— Start of Dataset content —

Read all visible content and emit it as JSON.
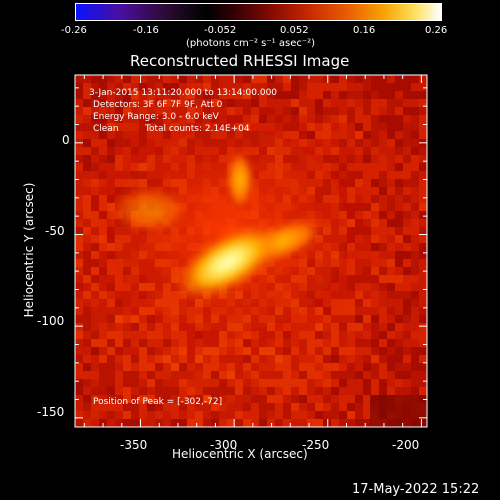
{
  "colorbar": {
    "ticks": [
      "-0.26",
      "-0.16",
      "-0.052",
      "0.052",
      "0.16",
      "0.26"
    ],
    "unit_label": "(photons cm⁻² s⁻¹ asec⁻²)"
  },
  "chart_data": {
    "type": "heatmap",
    "title": "Reconstructed RHESSI Image",
    "xlabel": "Heliocentric X (arcsec)",
    "ylabel": "Heliocentric Y (arcsec)",
    "xlim": [
      -385,
      -197
    ],
    "ylim": [
      -155,
      37
    ],
    "x_ticks": [
      "-350",
      "-300",
      "-250",
      "-200"
    ],
    "y_ticks": [
      "0",
      "-50",
      "-100",
      "-150"
    ],
    "annotations": {
      "time": "3-Jan-2015 13:11:20.000 to 13:14:00.000",
      "detectors": "Detectors: 3F 6F 7F 9F, Att 0",
      "energy": "Energy Range: 3.0 - 6.0 keV",
      "method": "Clean",
      "counts": "Total counts: 2.14E+04",
      "peak": "Position of Peak = [-302,-72]"
    },
    "peak": [
      -302,
      -72
    ]
  },
  "footer": {
    "timestamp": "17-May-2022 15:22"
  }
}
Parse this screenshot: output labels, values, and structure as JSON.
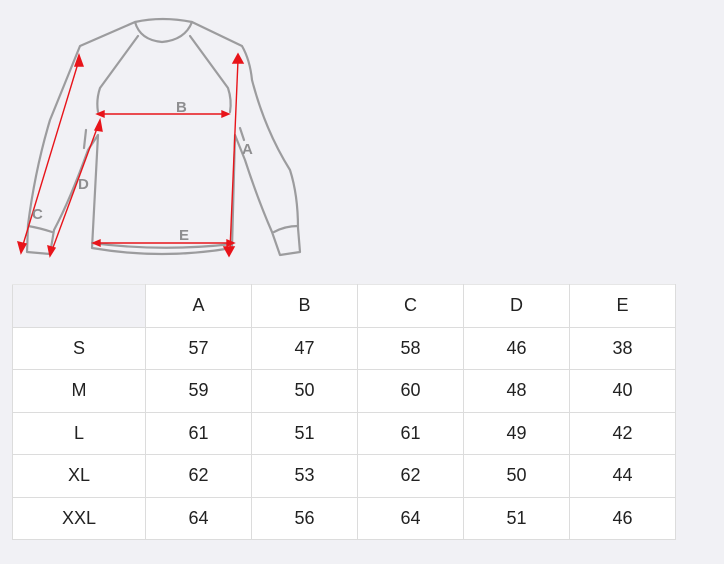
{
  "diagram": {
    "labels": {
      "A": "A",
      "B": "B",
      "C": "C",
      "D": "D",
      "E": "E"
    },
    "arrow_color": "#e8141a",
    "outline_color": "#9a9a9c"
  },
  "table": {
    "headers": [
      "",
      "A",
      "B",
      "C",
      "D",
      "E"
    ],
    "rows": [
      {
        "size": "S",
        "values": [
          "57",
          "47",
          "58",
          "46",
          "38"
        ]
      },
      {
        "size": "M",
        "values": [
          "59",
          "50",
          "60",
          "48",
          "40"
        ]
      },
      {
        "size": "L",
        "values": [
          "61",
          "51",
          "61",
          "49",
          "42"
        ]
      },
      {
        "size": "XL",
        "values": [
          "62",
          "53",
          "62",
          "50",
          "44"
        ]
      },
      {
        "size": "XXL",
        "values": [
          "64",
          "56",
          "64",
          "51",
          "46"
        ]
      }
    ]
  }
}
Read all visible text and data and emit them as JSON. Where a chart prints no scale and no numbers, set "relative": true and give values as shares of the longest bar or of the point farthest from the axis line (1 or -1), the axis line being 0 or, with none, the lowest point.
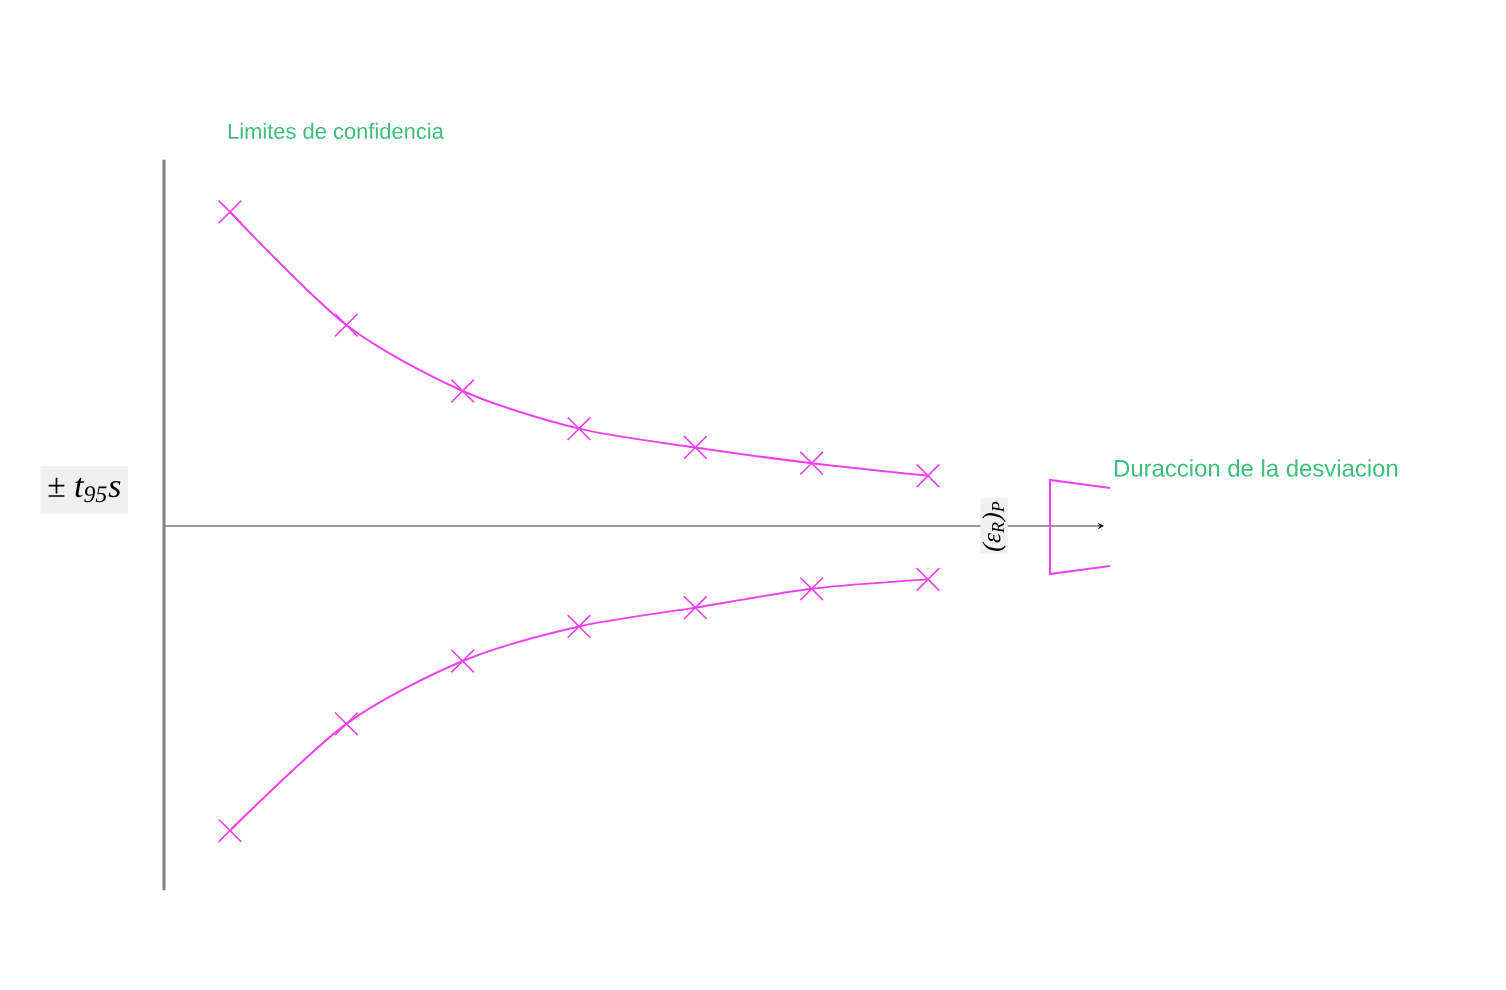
{
  "chart_data": {
    "type": "line",
    "relative": true,
    "title": "Limites de confidencia",
    "annotations": [
      "± t$_{95}$s",
      "(ε$_{R}$)$_{P}$",
      "Duraccion de la desviacion"
    ],
    "categories": [
      null,
      null,
      null,
      null,
      null,
      null,
      null
    ],
    "marker": "cross",
    "line_style": "solid",
    "series": [
      {
        "color": "#f040f0",
        "values": [
          1,
          0.64,
          0.43,
          0.31,
          0.25,
          0.2,
          0.16
        ]
      },
      {
        "color": "#f040f0",
        "values": [
          -0.97,
          -0.63,
          -0.43,
          -0.32,
          -0.26,
          -0.2,
          -0.17
        ]
      }
    ]
  }
}
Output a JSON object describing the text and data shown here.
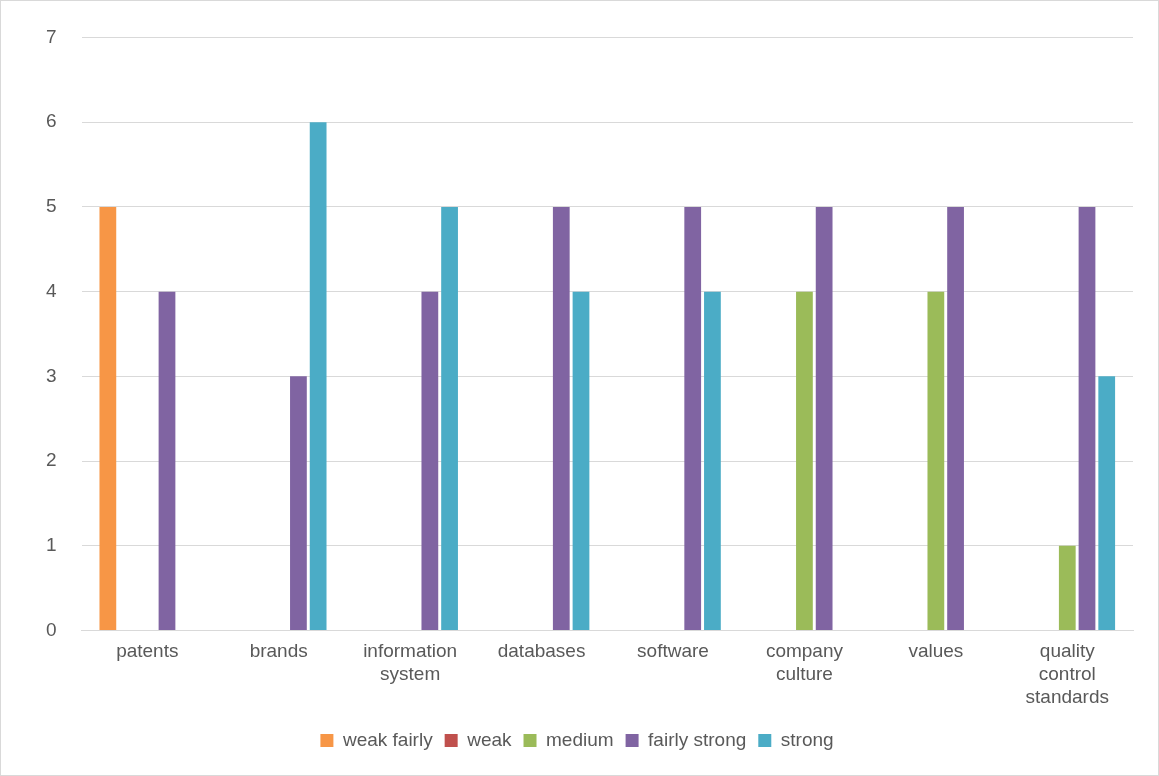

— End of Dataset content —

● **Required work**:
Reproduce all of the data exactly, omitting each picture it holds.

● **Output of the task**:
Read all visible content and emit it as JSON.
{
  "colorbar": {
    "ticks": [
      "-0.26",
      "-0.16",
      "-0.052",
      "0.052",
      "0.16",
      "0.26"
    ],
    "unit_label": "(photons cm⁻² s⁻¹ asec⁻²)"
  },
  "chart_data": {
    "type": "heatmap",
    "title": "Reconstructed RHESSI Image",
    "xlabel": "Heliocentric X (arcsec)",
    "ylabel": "Heliocentric Y (arcsec)",
    "xlim": [
      -385,
      -197
    ],
    "ylim": [
      -155,
      37
    ],
    "x_ticks": [
      "-350",
      "-300",
      "-250",
      "-200"
    ],
    "y_ticks": [
      "0",
      "-50",
      "-100",
      "-150"
    ],
    "annotations": {
      "time": "3-Jan-2015 13:11:20.000 to 13:14:00.000",
      "detectors": "Detectors: 3F 6F 7F 9F, Att 0",
      "energy": "Energy Range: 3.0 - 6.0 keV",
      "method": "Clean",
      "counts": "Total counts: 2.14E+04",
      "peak": "Position of Peak = [-302,-72]"
    },
    "peak": [
      -302,
      -72
    ]
  },
  "footer": {
    "timestamp": "17-May-2022 15:22"
  }
}
Parse this screenshot: output labels, values, and structure as JSON.
{
  "diagram": {
    "labels": {
      "A": "A",
      "B": "B",
      "C": "C",
      "D": "D",
      "E": "E"
    },
    "arrow_color": "#e8141a",
    "outline_color": "#9a9a9c"
  },
  "table": {
    "headers": [
      "",
      "A",
      "B",
      "C",
      "D",
      "E"
    ],
    "rows": [
      {
        "size": "S",
        "values": [
          "57",
          "47",
          "58",
          "46",
          "38"
        ]
      },
      {
        "size": "M",
        "values": [
          "59",
          "50",
          "60",
          "48",
          "40"
        ]
      },
      {
        "size": "L",
        "values": [
          "61",
          "51",
          "61",
          "49",
          "42"
        ]
      },
      {
        "size": "XL",
        "values": [
          "62",
          "53",
          "62",
          "50",
          "44"
        ]
      },
      {
        "size": "XXL",
        "values": [
          "64",
          "56",
          "64",
          "51",
          "46"
        ]
      }
    ]
  }
}
Read all visible text and data and emit them as JSON. Where a chart prints no scale and no numbers, set "relative": true and give values as shares of the longest bar or of the point farthest from the axis line (1 or -1), the axis line being 0 or, with none, the lowest point.
{
  "chart_data": {
    "type": "line",
    "relative": true,
    "title": "Limites de confidencia",
    "annotations": [
      "± t$_{95}$s",
      "(ε$_{R}$)$_{P}$",
      "Duraccion de la desviacion"
    ],
    "categories": [
      null,
      null,
      null,
      null,
      null,
      null,
      null
    ],
    "marker": "cross",
    "line_style": "solid",
    "series": [
      {
        "color": "#f040f0",
        "values": [
          1,
          0.64,
          0.43,
          0.31,
          0.25,
          0.2,
          0.16
        ]
      },
      {
        "color": "#f040f0",
        "values": [
          -0.97,
          -0.63,
          -0.43,
          -0.32,
          -0.26,
          -0.2,
          -0.17
        ]
      }
    ]
  }
}
Output a JSON object describing the text and data shown here.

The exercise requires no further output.